Instruction: Gather every line holding the string "uses".

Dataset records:
%%
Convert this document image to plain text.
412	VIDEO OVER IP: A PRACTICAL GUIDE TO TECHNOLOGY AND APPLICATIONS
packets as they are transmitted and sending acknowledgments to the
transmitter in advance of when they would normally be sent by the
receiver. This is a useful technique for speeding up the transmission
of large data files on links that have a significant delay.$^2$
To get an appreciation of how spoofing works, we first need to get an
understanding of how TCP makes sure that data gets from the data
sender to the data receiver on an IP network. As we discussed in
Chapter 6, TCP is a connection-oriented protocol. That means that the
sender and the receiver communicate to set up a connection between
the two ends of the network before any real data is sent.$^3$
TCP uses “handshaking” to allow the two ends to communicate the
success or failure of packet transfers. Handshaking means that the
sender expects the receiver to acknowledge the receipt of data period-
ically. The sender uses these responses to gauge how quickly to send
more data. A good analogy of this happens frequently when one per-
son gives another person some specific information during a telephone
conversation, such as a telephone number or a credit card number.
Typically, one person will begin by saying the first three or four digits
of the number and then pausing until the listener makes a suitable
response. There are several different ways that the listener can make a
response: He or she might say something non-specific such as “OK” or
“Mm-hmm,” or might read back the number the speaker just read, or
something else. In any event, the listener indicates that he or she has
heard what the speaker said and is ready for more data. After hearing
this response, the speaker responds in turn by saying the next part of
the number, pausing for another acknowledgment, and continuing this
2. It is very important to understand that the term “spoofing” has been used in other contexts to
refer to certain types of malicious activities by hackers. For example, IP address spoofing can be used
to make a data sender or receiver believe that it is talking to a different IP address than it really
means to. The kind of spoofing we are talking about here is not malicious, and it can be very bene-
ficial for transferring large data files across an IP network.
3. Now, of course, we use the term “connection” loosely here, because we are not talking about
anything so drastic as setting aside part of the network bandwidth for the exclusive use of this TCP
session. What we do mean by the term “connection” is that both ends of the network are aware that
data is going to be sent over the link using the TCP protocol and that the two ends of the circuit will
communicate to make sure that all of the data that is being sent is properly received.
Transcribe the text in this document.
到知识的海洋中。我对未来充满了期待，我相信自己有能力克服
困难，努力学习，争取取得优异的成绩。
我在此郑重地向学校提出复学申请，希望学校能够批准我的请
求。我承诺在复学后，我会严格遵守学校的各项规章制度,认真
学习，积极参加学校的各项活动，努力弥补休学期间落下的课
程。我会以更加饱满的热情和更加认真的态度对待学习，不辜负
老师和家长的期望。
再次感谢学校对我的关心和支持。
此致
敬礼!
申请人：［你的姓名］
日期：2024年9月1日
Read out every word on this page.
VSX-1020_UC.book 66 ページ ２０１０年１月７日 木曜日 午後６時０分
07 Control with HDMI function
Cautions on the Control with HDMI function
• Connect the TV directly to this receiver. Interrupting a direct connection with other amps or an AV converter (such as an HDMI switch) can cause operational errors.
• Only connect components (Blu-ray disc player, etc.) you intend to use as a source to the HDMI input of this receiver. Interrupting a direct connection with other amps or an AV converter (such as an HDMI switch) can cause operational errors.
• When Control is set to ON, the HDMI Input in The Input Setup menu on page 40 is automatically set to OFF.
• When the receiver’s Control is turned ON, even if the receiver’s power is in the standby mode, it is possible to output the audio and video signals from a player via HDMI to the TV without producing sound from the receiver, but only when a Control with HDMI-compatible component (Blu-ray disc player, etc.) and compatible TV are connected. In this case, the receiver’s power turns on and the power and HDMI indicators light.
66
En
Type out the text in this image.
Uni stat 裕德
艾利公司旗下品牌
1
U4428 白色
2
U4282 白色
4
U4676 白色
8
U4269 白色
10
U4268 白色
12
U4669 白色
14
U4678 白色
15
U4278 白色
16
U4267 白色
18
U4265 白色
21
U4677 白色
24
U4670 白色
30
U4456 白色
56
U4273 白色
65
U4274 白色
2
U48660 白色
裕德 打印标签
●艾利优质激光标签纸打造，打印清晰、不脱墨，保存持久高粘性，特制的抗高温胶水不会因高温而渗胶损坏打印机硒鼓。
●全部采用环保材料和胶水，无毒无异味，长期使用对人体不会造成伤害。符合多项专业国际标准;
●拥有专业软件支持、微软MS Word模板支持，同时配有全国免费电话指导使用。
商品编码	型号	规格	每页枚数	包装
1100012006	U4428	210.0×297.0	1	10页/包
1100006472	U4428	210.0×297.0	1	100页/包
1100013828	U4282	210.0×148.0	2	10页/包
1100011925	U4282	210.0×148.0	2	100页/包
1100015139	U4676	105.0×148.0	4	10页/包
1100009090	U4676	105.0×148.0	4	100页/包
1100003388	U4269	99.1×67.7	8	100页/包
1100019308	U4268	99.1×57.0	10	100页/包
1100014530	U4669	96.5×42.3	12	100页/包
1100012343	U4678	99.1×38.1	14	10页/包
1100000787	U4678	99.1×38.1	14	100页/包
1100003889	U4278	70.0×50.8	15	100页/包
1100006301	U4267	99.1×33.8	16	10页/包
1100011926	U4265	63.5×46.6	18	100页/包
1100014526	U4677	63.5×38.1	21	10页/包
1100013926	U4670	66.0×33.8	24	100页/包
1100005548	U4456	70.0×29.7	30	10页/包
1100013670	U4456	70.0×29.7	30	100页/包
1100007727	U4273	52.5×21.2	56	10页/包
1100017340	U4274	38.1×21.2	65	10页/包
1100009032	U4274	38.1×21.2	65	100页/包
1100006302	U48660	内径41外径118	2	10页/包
%%
Solution to the problem:
TCP uses “handshaking” to allow the two ends to communicate the
ically. The sender uses these responses to gauge how quickly to send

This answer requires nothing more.